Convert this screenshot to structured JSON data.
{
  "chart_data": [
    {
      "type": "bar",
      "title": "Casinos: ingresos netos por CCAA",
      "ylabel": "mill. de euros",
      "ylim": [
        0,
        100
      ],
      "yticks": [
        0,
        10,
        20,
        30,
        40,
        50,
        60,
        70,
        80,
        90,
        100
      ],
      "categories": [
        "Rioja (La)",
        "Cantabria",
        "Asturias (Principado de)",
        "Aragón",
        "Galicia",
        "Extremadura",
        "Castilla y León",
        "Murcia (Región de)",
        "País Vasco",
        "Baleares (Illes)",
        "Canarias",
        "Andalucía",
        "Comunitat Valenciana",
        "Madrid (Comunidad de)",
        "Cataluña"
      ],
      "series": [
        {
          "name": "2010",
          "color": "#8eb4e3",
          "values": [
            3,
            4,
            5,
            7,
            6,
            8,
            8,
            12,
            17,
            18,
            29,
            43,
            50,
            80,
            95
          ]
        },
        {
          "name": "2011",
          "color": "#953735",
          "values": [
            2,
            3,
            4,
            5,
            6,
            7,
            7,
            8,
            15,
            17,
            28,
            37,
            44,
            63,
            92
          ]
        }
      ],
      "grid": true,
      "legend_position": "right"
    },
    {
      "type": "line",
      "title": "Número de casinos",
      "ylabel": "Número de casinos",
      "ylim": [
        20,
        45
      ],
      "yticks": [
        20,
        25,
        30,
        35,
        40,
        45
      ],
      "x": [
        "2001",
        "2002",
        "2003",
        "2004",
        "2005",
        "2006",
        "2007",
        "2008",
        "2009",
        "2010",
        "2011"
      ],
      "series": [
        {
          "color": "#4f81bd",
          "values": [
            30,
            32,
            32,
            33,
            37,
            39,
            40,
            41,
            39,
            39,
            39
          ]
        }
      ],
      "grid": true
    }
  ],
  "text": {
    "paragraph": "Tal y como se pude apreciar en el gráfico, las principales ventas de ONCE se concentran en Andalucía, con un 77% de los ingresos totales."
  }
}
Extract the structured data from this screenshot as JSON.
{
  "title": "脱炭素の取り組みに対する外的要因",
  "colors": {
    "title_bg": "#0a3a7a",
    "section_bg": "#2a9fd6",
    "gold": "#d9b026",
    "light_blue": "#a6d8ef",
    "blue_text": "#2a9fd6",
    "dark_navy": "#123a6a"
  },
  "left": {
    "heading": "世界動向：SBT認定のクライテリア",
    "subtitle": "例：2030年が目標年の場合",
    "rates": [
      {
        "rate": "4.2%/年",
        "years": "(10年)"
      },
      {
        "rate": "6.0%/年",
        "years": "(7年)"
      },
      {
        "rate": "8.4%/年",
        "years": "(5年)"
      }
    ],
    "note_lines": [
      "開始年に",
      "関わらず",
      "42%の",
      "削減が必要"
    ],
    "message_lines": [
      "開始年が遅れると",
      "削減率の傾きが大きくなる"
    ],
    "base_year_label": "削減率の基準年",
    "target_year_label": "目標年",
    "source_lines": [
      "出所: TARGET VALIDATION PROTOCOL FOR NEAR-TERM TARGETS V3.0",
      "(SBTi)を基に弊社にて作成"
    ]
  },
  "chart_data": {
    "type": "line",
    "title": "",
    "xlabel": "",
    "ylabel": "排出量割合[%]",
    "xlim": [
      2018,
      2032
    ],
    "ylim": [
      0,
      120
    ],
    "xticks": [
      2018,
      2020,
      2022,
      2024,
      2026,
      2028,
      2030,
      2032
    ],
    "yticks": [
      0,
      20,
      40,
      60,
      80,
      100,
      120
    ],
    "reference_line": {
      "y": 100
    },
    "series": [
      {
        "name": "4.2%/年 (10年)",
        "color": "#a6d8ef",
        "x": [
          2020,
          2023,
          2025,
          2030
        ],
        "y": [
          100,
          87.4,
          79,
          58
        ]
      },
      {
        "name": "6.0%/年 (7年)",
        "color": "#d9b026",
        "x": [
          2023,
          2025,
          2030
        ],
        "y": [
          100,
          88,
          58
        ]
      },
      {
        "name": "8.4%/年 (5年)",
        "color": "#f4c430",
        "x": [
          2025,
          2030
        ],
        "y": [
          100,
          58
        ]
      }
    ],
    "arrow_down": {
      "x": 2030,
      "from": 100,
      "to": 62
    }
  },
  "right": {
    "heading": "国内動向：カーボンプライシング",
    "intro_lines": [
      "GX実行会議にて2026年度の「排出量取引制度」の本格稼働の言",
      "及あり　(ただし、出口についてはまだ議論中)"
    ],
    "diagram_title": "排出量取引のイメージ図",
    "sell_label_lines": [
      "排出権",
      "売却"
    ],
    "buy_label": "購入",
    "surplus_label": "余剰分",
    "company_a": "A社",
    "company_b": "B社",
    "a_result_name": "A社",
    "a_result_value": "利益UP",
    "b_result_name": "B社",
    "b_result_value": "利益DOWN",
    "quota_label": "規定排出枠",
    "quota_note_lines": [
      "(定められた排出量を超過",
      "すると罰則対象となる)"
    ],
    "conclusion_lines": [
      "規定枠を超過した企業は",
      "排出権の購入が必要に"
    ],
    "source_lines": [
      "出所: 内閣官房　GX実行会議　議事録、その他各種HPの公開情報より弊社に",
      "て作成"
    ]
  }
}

□ □ □ □

> _REQUIRED TASK_:
Return all of the data word for word.

> _REPLY_:
Convert this screenshot to structured JSON data.
{
  "chart_data": [
    {
      "type": "bar",
      "title": "Casinos: ingresos netos por CCAA",
      "ylabel": "mill. de euros",
      "ylim": [
        0,
        100
      ],
      "yticks": [
        0,
        10,
        20,
        30,
        40,
        50,
        60,
        70,
        80,
        90,
        100
      ],
      "categories": [
        "Rioja (La)",
        "Cantabria",
        "Asturias (Principado de)",
        "Aragón",
        "Galicia",
        "Extremadura",
        "Castilla y León",
        "Murcia (Región de)",
        "País Vasco",
        "Baleares (Illes)",
        "Canarias",
        "Andalucía",
        "Comunitat Valenciana",
        "Madrid (Comunidad de)",
        "Cataluña"
      ],
      "series": [
        {
          "name": "2010",
          "color": "#8eb4e3",
          "values": [
            3,
            4,
            5,
            7,
            6,
            8,
            8,
            12,
            17,
            18,
            29,
            43,
            50,
            80,
            95
          ]
        },
        {
          "name": "2011",
          "color": "#953735",
          "values": [
            2,
            3,
            4,
            5,
            6,
            7,
            7,
            8,
            15,
            17,
            28,
            37,
            44,
            63,
            92
          ]
        }
      ],
      "grid": true,
      "legend_position": "right"
    },
    {
      "type": "line",
      "title": "Número de casinos",
      "ylabel": "Número de casinos",
      "ylim": [
        20,
        45
      ],
      "yticks": [
        20,
        25,
        30,
        35,
        40,
        45
      ],
      "x": [
        "2001",
        "2002",
        "2003",
        "2004",
        "2005",
        "2006",
        "2007",
        "2008",
        "2009",
        "2010",
        "2011"
      ],
      "series": [
        {
          "color": "#4f81bd",
          "values": [
            30,
            32,
            32,
            33,
            37,
            39,
            40,
            41,
            39,
            39,
            39
          ]
        }
      ],
      "grid": true
    }
  ],
  "text": {
    "paragraph": "Tal y como se pude apreciar en el gráfico, las principales ventas de ONCE se concentran en Andalucía, con un 77% de los ingresos totales."
  }
}
Extract the structured data from this screenshot as JSON.
{
  "title": "脱炭素の取り組みに対する外的要因",
  "colors": {
    "title_bg": "#0a3a7a",
    "section_bg": "#2a9fd6",
    "gold": "#d9b026",
    "light_blue": "#a6d8ef",
    "blue_text": "#2a9fd6",
    "dark_navy": "#123a6a"
  },
  "left": {
    "heading": "世界動向：SBT認定のクライテリア",
    "subtitle": "例：2030年が目標年の場合",
    "rates": [
      {
        "rate": "4.2%/年",
        "years": "(10年)"
      },
      {
        "rate": "6.0%/年",
        "years": "(7年)"
      },
      {
        "rate": "8.4%/年",
        "years": "(5年)"
      }
    ],
    "note_lines": [
      "開始年に",
      "関わらず",
      "42%の",
      "削減が必要"
    ],
    "message_lines": [
      "開始年が遅れると",
      "削減率の傾きが大きくなる"
    ],
    "base_year_label": "削減率の基準年",
    "target_year_label": "目標年",
    "source_lines": [
      "出所: TARGET VALIDATION PROTOCOL FOR NEAR-TERM TARGETS V3.0",
      "(SBTi)を基に弊社にて作成"
    ]
  },
  "chart_data": {
    "type": "line",
    "title": "",
    "xlabel": "",
    "ylabel": "排出量割合[%]",
    "xlim": [
      2018,
      2032
    ],
    "ylim": [
      0,
      120
    ],
    "xticks": [
      2018,
      2020,
      2022,
      2024,
      2026,
      2028,
      2030,
      2032
    ],
    "yticks": [
      0,
      20,
      40,
      60,
      80,
      100,
      120
    ],
    "reference_line": {
      "y": 100
    },
    "series": [
      {
        "name": "4.2%/年 (10年)",
        "color": "#a6d8ef",
        "x": [
          2020,
          2023,
          2025,
          2030
        ],
        "y": [
          100,
          87.4,
          79,
          58
        ]
      },
      {
        "name": "6.0%/年 (7年)",
        "color": "#d9b026",
        "x": [
          2023,
          2025,
          2030
        ],
        "y": [
          100,
          88,
          58
        ]
      },
      {
        "name": "8.4%/年 (5年)",
        "color": "#f4c430",
        "x": [
          2025,
          2030
        ],
        "y": [
          100,
          58
        ]
      }
    ],
    "arrow_down": {
      "x": 2030,
      "from": 100,
      "to": 62
    }
  },
  "right": {
    "heading": "国内動向：カーボンプライシング",
    "intro_lines": [
      "GX実行会議にて2026年度の「排出量取引制度」の本格稼働の言",
      "及あり　(ただし、出口についてはまだ議論中)"
    ],
    "diagram_title": "排出量取引のイメージ図",
    "sell_label_lines": [
      "排出権",
      "売却"
    ],
    "buy_label": "購入",
    "surplus_label": "余剰分",
    "company_a": "A社",
    "company_b": "B社",
    "a_result_name": "A社",
    "a_result_value": "利益UP",
    "b_result_name": "B社",
    "b_result_value": "利益DOWN",
    "quota_label": "規定排出枠",
    "quota_note_lines": [
      "(定められた排出量を超過",
      "すると罰則対象となる)"
    ],
    "conclusion_lines": [
      "規定枠を超過した企業は",
      "排出権の購入が必要に"
    ],
    "source_lines": [
      "出所: 内閣官房　GX実行会議　議事録、その他各種HPの公開情報より弊社に",
      "て作成"
    ]
  }
}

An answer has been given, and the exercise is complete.